WHAT YOU WILL DO — Give the number of lines in the listing below that include the word "Кодовое", with nothing more.

Dataset items:
• • •

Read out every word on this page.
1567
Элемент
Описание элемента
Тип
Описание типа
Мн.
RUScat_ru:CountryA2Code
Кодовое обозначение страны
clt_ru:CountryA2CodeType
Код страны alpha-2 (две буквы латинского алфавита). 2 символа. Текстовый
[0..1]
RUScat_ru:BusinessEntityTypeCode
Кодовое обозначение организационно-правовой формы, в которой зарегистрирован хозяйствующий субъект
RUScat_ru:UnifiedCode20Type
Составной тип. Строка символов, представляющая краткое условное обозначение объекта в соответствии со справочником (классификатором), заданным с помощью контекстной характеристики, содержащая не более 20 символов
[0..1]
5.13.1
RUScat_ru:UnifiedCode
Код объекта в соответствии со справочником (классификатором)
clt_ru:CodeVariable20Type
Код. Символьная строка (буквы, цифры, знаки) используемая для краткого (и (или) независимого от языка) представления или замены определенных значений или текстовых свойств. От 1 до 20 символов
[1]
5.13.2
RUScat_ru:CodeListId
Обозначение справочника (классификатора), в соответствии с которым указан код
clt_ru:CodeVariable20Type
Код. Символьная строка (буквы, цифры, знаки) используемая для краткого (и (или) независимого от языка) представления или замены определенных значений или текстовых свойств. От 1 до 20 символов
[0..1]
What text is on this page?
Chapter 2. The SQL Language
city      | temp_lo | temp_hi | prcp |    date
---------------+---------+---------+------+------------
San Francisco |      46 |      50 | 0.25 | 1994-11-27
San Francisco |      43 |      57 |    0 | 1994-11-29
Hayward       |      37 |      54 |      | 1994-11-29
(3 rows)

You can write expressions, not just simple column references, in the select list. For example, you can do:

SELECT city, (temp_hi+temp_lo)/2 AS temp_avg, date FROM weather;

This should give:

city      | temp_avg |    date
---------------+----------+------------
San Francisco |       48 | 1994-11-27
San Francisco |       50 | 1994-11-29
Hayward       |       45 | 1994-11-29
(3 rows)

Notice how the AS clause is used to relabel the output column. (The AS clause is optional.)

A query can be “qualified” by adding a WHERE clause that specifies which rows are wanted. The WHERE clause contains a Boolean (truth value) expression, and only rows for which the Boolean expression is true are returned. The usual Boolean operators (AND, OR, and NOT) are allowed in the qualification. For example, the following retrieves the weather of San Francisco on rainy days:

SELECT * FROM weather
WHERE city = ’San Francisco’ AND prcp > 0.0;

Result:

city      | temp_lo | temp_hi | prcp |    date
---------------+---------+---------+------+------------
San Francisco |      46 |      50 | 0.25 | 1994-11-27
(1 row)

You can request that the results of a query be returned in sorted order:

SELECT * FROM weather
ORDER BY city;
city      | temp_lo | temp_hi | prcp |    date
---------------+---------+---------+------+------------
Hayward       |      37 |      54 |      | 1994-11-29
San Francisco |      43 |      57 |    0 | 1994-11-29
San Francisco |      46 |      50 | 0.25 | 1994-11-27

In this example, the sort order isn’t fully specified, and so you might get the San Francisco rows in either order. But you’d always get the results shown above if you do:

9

• • •

WRITTEN SOLUTION — 2